> **Data records**
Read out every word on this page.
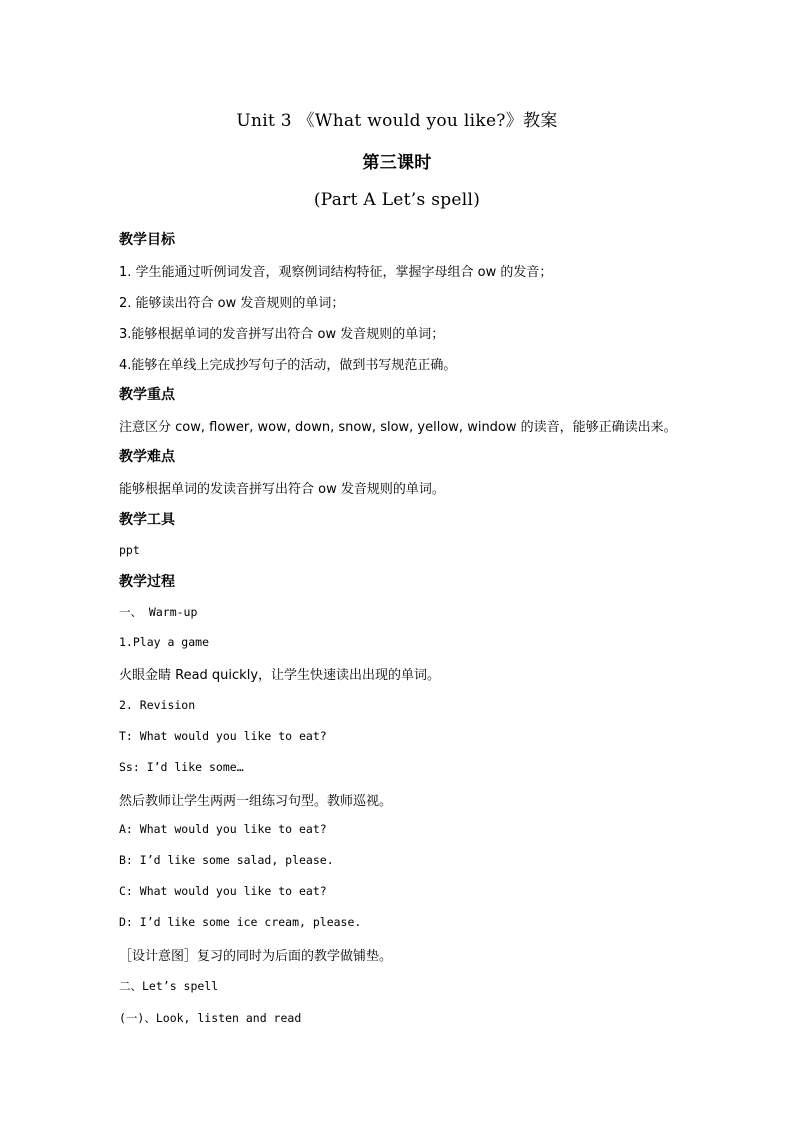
Unit 3 《What would you like?》教案
第三课时
(Part A Let’s spell)
教学目标
1. 学生能通过听例词发音，观察例词结构特征，掌握字母组合 ow 的发音；
2. 能够读出符合 ow 发音规则的单词；
3.能够根据单词的发音拼写出符合 ow 发音规则的单词；
4.能够在单线上完成抄写句子的活动，做到书写规范正确。
教学重点
注意区分 cow, flower, wow, down, snow, slow, yellow, window 的读音，能够正确读出来。
教学难点
能够根据单词的发读音拼写出符合 ow 发音规则的单词。
教学工具
ppt
教学过程
一、 Warm-up
1.Play a game
火眼金睛 Read quickly，让学生快速读出出现的单词。
2. Revision
T: What would you like to eat?
Ss: I’d like some…
然后教师让学生两两一组练习句型。教师巡视。
A: What would you like to eat?
B: I’d like some salad, please.
C: What would you like to eat?
D: I’d like some ice cream, please.
［设计意图］复习的同时为后面的教学做铺垫。
二、Let’s spell
(一)、Look, listen and read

> **Exercise**
Respond with the number of lines containing "please" and no additional words.

> **Solution for this task**
2